* [Exercise details]: Return all lines where the word "text" can be found.

== Stored records ==

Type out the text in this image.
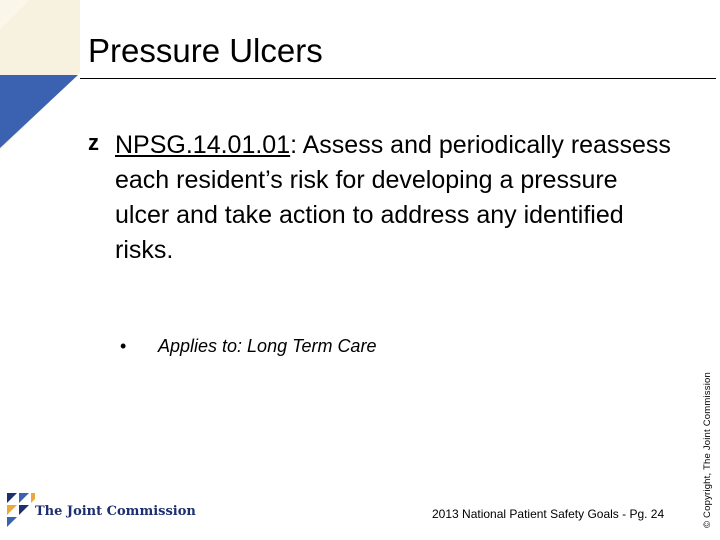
Pressure Ulcers
z NPSG.14.01.01: Assess and periodically reassess each resident’s risk for developing a pressure ulcer and take action to address any identified risks.

• Applies to: Long Term Care
© Copyright, The Joint Commission
The Joint Commission	2013 National Patient Safety Goals - Pg. 24
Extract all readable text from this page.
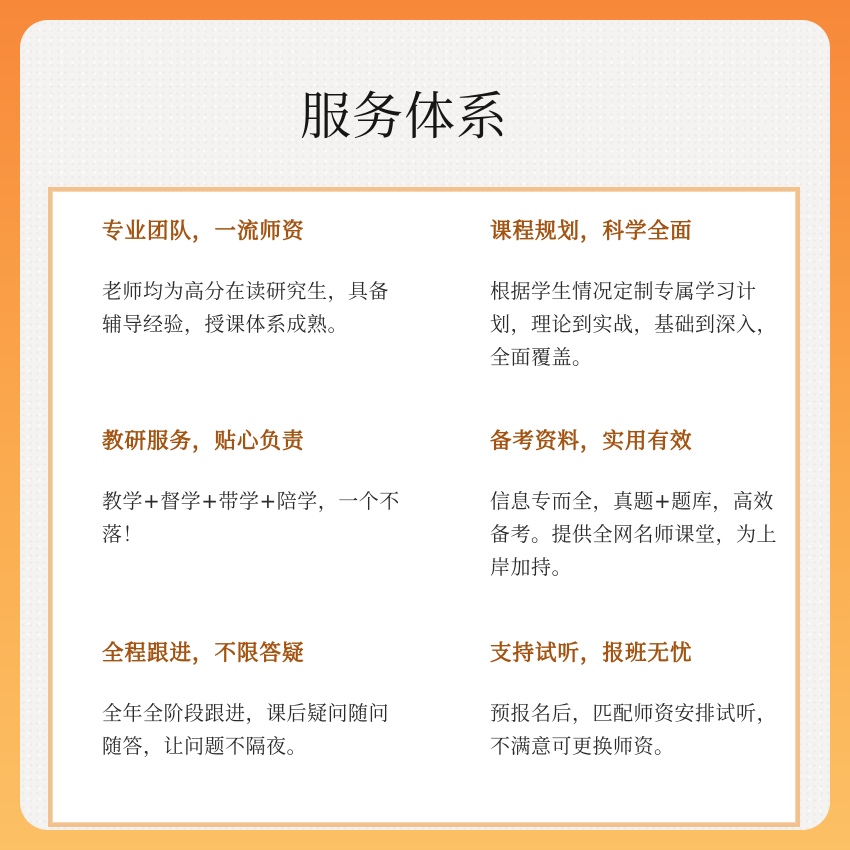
服务体系
专业团队，一流师资

老师均为高分在读研究生，具备辅导经验，授课体系成熟。

课程规划，科学全面

根据学生情况定制专属学习计划，理论到实战，基础到深入，全面覆盖。

教研服务，贴心负责

教学+督学+带学+陪学，一个不落！

备考资料，实用有效

信息专而全，真题+题库，高效备考。提供全网名师课堂，为上岸加持。

全程跟进，不限答疑

全年全阶段跟进，课后疑问随问随答，让问题不隔夜。

支持试听，报班无忧

预报名后，匹配师资安排试听，不满意可更换师资。
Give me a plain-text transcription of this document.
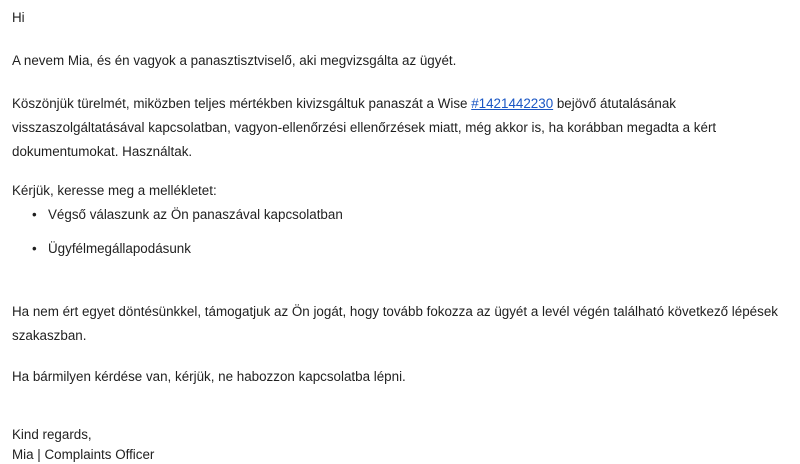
Hi
A nevem Mia, és én vagyok a panasztisztviselő, aki megvizsgálta az ügyét.
Köszönjük türelmét, miközben teljes mértékben kivizsgáltuk panaszát a Wise #1421442230 bejövő átutalásának visszaszolgáltatásával kapcsolatban, vagyon-ellenőrzési ellenőrzések miatt, még akkor is, ha korábban megadta a kért dokumentumokat. Használtak.
Kérjük, keresse meg a mellékletet:
• Végső válaszunk az Ön panaszával kapcsolatban
• Ügyfélmegállapodásunk
Ha nem ért egyet döntésünkkel, támogatjuk az Ön jogát, hogy tovább fokozza az ügyét a levél végén található következő lépések szakaszban.
Ha bármilyen kérdése van, kérjük, ne habozzon kapcsolatba lépni.
Kind regards,
Mia | Complaints Officer
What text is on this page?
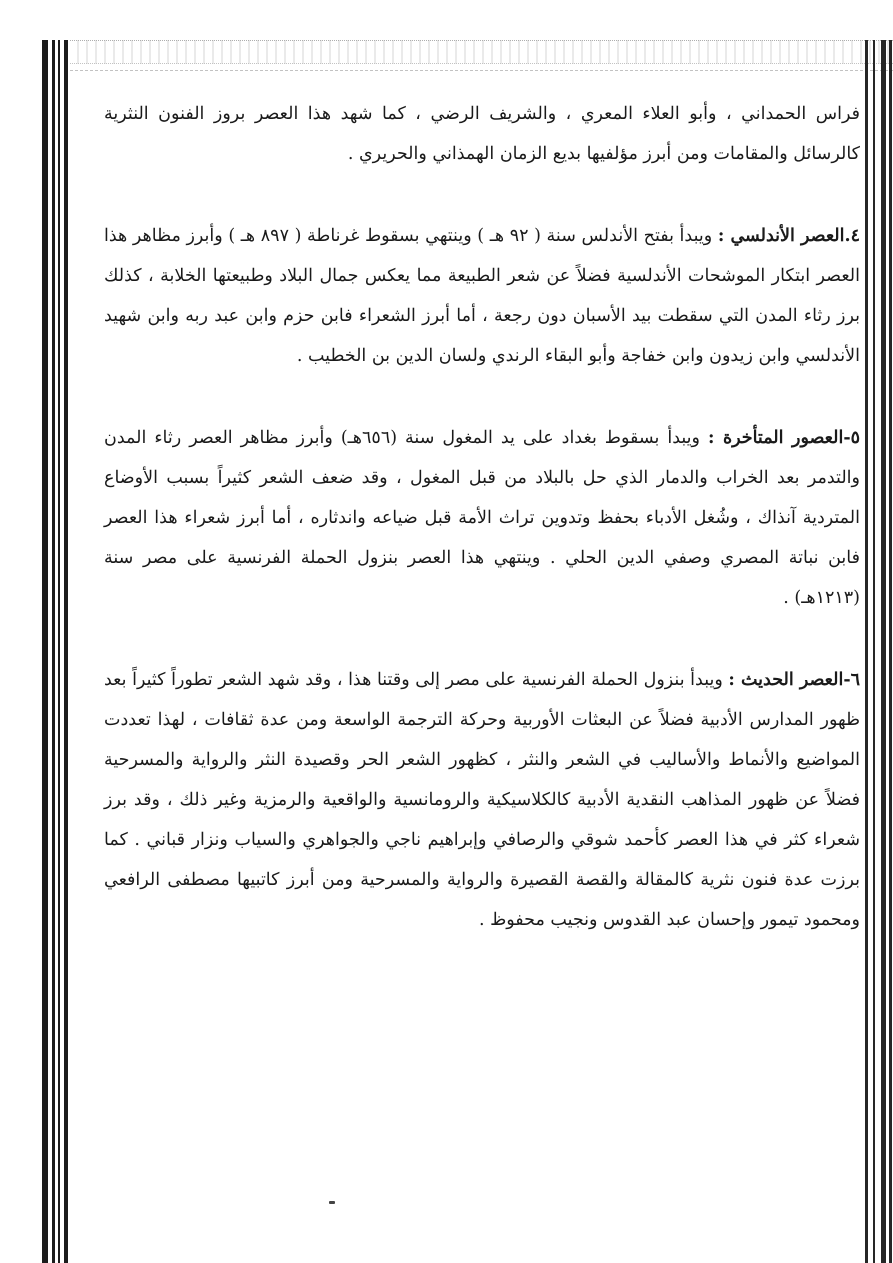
فراس الحمداني ، وأبو العلاء المعري ، والشريف الرضي ، كما شهد هذا العصر بروز الفنون النثرية كالرسائل والمقامات ومن أبرز مؤلفيها بديع الزمان الهمذاني والحريري .

٤.العصر الأندلسي : ويبدأ بفتح الأندلس سنة ( ٩٢ هـ ) وينتهي بسقوط غرناطة ( ٨٩٧ هـ ) وأبرز مظاهر هذا العصر ابتكار الموشحات الأندلسية فضلاً عن شعر الطبيعة مما يعكس جمال البلاد وطبيعتها الخلابة ، كذلك برز رثاء المدن التي سقطت بيد الأسبان دون رجعة ، أما أبرز الشعراء فابن حزم وابن عبد ربه وابن شهيد الأندلسي وابن زيدون وابن خفاجة وأبو البقاء الرندي ولسان الدين بن الخطيب .

٥-العصور المتأخرة : ويبدأ بسقوط بغداد على يد المغول سنة (٦٥٦هـ) وأبرز مظاهر العصر رثاء المدن والتدمر بعد الخراب والدمار الذي حل بالبلاد من قبل المغول ، وقد ضعف الشعر كثيراً بسبب الأوضاع المتردية آنذاك ، وشُغل الأدباء بحفظ وتدوين تراث الأمة قبل ضياعه واندثاره ، أما أبرز شعراء هذا العصر فابن نباتة المصري وصفي الدين الحلي . وينتهي هذا العصر بنزول الحملة الفرنسية على مصر سنة (١٢١٣هـ) .

٦-العصر الحديث : ويبدأ بنزول الحملة الفرنسية على مصر إلى وقتنا هذا ، وقد شهد الشعر تطوراً كثيراً بعد ظهور المدارس الأدبية فضلاً عن البعثات الأوربية وحركة الترجمة الواسعة ومن عدة ثقافات ، لهذا تعددت المواضيع والأنماط والأساليب في الشعر والنثر ، كظهور الشعر الحر وقصيدة النثر والرواية والمسرحية فضلاً عن ظهور المذاهب النقدية الأدبية كالكلاسيكية والرومانسية والواقعية والرمزية وغير ذلك ، وقد برز شعراء كثر في هذا العصر كأحمد شوقي والرصافي وإبراهيم ناجي والجواهري والسياب ونزار قباني . كما برزت عدة فنون نثرية كالمقالة والقصة القصيرة والرواية والمسرحية ومن أبرز كاتبيها مصطفى الرافعي ومحمود تيمور وإحسان عبد القدوس ونجيب محفوظ .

===

* [Solution below]:
Type out the text in this image.
Extract all readable text from this page.
Give me a plain-text transcription of this document.
What text is on this page?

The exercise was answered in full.